Adam Scott WITB details below

Driver: Titleist TS4 (10.5 degrees, A1 SureFit setting, 2-gram weight)
Shaft: Mitsubishi Kuro Kage XTS 80 X

  • Scott put the Kuro Kage in play this week. Per Titleist’s J.J. VanWezenbeeck, “Adam Scott switched to the TS4 driver at the ZoZo Championship due to head size, shape, and improved launch to spin ratios. This week, after discussions with Adam, he went to a shaft he had previously played for increased stability. He felt the shaft went a little far and he lost head feel. We went on course with lead tape to get the feels to match up then weighted the head to preferred swing weight after testing.”

3-wood: Titleist TS2 (16.5 degrees, A1 SureFit setting)
Shaft: Fujikura Rombax P95 X

Irons: Titleist 716 T-MB (3-iron), Titleist 680 (4-9 irons)
Shafts: KBS Tour 130 X

Wedges: Titleist Vokey Design SM8 (48.08F, 52.08F, 56.10S), Vokey Design SM8 WedgeWorks (60.06K)
Shafts: True Temper Dynamic Gold AMT Tour Issue X100

Putter: Scotty Cameron Xperimental Prototype Rev X11 (long)

Ball: Titleist Pro V1

Scott marks his ball with dots in the pattern of the Southern Cross, which is featured on the Australian flag.

### ASSIGNMENT
Decide whether each statement agrees with the Adam Scott equipment list. Answer yes or no for each, and quote the words from the list that decide it.
1. Scott's 3-wood has a Fujikura Rombax P95 X shaft.
2. Scott plays a Titleist 680 as his 3-iron.
3. Scott marks his ball with dots in the pattern of the Southern Cross.
The material after this is separate from the Adam Scott equipment list.

### RECORDS PROVIDED
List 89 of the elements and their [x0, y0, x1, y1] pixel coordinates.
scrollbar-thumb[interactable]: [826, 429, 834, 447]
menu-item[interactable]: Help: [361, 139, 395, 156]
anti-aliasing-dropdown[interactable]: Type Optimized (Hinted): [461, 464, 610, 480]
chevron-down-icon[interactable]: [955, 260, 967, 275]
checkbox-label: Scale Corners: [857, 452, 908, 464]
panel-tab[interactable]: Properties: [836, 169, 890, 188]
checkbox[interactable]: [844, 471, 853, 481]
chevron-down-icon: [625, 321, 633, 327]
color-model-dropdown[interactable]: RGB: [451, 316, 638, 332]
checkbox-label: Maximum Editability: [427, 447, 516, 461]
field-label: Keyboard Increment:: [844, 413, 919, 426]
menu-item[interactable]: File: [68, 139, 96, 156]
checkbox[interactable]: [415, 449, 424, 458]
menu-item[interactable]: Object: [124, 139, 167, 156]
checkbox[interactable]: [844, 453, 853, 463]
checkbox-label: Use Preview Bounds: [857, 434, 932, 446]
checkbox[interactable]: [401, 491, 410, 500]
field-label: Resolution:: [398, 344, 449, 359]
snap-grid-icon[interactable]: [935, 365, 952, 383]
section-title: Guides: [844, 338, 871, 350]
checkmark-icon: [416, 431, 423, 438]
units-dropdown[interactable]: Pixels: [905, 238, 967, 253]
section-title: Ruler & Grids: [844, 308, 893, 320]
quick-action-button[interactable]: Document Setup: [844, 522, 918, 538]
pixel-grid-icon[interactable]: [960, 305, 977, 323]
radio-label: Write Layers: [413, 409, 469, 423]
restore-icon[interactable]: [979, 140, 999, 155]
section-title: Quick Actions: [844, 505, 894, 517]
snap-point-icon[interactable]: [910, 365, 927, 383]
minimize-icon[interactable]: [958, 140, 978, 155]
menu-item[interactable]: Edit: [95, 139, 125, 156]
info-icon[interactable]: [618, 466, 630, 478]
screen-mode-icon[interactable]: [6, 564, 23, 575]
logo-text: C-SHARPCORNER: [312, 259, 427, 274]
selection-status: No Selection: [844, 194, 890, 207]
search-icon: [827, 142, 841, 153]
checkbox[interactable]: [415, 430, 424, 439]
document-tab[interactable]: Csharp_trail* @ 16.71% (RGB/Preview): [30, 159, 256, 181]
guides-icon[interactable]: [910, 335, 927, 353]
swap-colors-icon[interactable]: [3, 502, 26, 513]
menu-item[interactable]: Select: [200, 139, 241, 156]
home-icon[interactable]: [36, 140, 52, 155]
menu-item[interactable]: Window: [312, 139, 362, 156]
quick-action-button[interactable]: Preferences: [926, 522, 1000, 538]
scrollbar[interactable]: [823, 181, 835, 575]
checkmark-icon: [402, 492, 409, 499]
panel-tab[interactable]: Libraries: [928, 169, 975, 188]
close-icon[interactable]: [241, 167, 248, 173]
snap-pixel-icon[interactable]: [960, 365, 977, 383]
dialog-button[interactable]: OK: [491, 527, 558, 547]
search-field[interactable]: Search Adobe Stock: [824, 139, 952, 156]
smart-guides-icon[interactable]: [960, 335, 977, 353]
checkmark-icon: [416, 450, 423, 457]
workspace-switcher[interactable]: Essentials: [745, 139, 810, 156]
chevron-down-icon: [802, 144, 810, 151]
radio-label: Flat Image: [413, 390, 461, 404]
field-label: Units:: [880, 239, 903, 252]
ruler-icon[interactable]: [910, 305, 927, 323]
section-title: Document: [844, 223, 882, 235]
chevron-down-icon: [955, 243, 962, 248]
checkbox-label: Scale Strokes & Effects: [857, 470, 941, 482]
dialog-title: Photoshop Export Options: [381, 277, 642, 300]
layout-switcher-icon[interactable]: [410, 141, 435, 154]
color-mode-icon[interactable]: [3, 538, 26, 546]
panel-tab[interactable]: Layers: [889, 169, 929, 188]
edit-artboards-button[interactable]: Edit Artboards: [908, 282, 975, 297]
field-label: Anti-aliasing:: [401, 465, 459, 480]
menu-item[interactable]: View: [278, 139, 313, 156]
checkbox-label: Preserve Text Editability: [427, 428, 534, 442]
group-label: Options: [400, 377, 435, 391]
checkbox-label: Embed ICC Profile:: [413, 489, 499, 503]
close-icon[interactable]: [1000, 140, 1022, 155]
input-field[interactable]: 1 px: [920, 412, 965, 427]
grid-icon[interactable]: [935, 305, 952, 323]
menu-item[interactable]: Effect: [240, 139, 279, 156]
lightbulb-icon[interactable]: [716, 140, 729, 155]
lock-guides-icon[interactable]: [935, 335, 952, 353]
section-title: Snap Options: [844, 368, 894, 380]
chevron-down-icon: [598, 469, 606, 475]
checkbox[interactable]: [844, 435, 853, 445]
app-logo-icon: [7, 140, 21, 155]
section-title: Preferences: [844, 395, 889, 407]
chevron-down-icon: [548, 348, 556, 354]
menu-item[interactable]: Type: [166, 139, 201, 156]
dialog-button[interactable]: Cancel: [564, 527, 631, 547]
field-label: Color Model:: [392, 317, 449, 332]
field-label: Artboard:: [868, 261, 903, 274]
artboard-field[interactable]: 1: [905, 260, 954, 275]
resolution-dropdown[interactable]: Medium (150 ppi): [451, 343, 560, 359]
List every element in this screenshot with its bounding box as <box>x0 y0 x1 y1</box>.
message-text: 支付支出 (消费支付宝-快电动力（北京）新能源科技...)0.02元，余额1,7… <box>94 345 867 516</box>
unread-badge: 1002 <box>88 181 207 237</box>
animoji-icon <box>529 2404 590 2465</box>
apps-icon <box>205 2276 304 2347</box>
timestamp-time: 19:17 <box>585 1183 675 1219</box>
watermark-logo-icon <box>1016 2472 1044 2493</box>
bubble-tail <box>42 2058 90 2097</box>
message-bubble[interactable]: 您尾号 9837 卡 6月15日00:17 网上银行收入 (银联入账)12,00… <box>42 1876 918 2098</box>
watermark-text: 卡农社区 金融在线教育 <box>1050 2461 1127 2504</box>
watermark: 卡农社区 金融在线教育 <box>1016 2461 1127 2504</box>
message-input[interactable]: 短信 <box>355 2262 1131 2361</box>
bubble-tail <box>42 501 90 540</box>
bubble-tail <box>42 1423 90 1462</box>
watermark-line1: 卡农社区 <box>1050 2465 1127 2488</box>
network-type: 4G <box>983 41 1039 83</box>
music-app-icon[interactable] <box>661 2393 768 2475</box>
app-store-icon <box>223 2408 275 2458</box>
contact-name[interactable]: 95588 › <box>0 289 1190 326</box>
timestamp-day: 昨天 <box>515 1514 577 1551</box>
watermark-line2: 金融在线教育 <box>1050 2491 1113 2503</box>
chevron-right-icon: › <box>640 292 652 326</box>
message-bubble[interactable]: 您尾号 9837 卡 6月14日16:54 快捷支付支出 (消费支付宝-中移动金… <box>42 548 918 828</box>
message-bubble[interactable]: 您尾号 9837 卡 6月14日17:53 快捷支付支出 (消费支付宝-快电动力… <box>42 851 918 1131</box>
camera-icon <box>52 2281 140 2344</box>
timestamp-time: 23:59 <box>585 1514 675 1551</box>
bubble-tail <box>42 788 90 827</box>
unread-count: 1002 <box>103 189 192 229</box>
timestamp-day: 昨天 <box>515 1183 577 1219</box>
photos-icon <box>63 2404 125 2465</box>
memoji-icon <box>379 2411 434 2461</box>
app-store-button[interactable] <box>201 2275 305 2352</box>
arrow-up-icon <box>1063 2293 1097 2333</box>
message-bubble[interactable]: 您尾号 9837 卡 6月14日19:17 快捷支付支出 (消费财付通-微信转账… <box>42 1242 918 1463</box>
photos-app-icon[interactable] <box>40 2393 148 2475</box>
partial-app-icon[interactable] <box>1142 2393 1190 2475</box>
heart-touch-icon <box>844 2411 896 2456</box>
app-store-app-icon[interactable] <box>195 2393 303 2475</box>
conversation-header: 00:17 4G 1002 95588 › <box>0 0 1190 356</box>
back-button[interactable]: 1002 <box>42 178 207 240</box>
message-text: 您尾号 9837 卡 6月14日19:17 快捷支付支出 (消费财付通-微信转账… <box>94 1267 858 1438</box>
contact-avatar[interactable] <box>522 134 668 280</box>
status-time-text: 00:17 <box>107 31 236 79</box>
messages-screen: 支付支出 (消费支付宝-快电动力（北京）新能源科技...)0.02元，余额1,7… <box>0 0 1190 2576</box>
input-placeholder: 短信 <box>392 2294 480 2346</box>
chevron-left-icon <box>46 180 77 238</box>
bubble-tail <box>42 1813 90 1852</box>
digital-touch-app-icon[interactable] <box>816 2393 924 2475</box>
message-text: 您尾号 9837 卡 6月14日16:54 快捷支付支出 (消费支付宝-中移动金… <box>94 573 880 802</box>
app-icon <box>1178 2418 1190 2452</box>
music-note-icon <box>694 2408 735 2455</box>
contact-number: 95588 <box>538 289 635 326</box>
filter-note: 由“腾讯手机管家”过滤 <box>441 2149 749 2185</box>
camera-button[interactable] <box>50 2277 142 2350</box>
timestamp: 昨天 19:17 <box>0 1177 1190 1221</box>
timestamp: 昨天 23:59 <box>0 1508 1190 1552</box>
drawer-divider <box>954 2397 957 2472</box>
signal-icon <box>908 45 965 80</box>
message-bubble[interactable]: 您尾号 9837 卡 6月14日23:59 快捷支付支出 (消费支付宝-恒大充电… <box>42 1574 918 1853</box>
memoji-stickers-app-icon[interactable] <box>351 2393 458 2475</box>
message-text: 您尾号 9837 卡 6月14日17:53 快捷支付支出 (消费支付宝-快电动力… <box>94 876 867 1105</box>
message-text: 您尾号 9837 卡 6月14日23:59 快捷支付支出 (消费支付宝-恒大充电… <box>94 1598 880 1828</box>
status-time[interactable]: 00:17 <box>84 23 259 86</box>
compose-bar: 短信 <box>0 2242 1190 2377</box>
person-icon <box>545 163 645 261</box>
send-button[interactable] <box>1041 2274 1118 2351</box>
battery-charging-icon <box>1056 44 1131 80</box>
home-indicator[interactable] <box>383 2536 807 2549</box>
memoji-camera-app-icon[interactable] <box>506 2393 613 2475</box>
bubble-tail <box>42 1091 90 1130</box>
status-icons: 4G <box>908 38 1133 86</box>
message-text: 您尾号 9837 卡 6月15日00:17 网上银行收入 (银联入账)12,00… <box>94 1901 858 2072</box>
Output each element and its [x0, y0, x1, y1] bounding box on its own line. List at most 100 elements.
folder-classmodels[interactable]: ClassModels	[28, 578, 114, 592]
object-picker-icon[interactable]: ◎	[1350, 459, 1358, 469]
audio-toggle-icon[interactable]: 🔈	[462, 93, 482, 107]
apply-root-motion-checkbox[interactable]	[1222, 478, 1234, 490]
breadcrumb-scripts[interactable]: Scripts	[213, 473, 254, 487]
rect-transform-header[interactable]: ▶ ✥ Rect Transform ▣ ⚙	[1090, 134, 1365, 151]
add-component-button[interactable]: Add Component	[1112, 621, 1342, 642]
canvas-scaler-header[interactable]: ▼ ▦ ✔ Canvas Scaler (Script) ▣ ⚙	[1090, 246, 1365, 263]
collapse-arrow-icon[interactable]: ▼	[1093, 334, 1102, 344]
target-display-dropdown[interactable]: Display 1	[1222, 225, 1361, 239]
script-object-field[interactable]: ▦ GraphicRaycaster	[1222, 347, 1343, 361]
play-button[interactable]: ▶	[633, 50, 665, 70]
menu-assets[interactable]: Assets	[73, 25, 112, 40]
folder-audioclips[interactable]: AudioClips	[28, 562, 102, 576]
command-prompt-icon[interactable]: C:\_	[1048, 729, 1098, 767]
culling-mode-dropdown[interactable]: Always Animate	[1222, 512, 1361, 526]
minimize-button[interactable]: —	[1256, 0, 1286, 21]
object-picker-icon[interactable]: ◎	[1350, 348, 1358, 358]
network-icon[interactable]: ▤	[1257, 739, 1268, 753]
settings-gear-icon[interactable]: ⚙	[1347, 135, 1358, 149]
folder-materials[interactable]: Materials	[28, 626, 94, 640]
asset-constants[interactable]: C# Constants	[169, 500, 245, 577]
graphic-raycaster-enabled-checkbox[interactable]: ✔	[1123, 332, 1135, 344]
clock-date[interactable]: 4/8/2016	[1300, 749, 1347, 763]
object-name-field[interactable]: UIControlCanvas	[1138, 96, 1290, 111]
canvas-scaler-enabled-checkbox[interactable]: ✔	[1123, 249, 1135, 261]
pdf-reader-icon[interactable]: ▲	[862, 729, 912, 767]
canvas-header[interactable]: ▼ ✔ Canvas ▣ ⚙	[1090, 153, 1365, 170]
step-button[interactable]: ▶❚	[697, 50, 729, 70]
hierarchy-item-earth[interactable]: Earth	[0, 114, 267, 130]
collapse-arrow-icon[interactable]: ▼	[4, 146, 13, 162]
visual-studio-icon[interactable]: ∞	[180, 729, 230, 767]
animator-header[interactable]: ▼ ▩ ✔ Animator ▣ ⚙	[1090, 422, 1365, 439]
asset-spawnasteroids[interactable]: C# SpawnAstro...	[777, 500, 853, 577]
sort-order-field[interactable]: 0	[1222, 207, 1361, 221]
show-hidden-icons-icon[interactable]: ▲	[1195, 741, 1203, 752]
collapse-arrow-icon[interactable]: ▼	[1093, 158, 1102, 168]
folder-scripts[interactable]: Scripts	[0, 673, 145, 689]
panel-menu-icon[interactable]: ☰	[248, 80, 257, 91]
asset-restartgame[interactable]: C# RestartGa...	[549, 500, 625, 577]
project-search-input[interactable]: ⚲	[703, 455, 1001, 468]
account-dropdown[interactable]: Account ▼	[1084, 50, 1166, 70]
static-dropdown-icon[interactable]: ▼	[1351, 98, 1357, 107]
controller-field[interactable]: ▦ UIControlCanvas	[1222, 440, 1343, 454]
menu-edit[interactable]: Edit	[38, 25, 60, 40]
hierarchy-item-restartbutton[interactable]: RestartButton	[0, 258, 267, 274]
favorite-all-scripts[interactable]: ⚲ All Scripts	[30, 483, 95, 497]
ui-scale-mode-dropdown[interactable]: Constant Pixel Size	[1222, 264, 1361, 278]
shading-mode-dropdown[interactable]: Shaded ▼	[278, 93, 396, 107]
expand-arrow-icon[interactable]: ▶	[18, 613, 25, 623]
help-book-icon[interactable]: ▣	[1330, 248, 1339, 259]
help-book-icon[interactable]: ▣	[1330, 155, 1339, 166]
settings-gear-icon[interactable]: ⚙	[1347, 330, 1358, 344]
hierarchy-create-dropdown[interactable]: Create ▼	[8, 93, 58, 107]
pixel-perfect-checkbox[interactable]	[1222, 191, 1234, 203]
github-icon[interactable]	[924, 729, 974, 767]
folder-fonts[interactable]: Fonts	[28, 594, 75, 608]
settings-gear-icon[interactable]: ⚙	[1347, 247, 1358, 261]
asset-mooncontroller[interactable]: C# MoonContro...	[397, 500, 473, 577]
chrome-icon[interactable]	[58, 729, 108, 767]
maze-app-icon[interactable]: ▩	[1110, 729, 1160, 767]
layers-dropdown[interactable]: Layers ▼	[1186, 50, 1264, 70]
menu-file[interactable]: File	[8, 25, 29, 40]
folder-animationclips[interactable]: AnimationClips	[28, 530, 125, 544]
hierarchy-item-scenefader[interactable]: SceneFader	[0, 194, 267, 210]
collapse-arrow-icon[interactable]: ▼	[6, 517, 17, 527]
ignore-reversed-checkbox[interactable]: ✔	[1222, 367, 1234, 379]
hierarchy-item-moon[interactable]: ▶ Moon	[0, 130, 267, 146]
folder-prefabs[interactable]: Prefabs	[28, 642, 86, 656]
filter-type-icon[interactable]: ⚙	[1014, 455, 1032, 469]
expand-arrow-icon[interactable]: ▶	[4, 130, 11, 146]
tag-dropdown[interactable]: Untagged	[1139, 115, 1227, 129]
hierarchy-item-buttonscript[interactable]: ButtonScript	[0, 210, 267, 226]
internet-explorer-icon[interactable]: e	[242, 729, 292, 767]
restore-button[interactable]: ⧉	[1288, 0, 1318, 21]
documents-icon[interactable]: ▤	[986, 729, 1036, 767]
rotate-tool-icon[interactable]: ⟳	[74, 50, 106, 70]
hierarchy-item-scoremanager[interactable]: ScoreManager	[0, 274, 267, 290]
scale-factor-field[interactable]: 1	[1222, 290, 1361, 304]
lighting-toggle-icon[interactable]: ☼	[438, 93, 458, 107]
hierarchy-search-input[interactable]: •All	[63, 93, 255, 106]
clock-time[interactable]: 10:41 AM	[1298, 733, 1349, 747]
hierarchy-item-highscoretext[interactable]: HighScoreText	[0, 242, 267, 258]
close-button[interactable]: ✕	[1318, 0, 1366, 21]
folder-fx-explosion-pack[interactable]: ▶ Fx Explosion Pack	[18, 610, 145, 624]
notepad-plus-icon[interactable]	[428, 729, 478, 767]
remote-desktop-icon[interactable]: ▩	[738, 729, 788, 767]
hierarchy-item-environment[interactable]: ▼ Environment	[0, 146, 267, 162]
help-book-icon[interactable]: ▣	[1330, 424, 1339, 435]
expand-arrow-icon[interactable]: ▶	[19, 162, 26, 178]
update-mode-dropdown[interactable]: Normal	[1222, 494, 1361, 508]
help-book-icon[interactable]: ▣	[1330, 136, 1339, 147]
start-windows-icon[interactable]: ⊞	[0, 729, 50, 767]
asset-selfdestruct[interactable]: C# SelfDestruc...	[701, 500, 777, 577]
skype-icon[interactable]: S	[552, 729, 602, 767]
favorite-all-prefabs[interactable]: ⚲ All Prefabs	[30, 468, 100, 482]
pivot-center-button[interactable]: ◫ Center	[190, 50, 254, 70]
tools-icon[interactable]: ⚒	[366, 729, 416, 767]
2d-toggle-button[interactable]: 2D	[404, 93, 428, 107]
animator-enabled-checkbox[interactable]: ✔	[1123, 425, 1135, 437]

### REPLY
1. Yes: "3-wood: Titleist TS2 (16.5 degrees, A1 SureFit setting)" followed by "Shaft: Fujikura Rombax P95 X"
2. No: "Titleist 716 T-MB (3-iron), Titleist 680 (4-9 irons)"
3. Yes: "Scott marks his ball with dots in the pattern of the Southern Cross"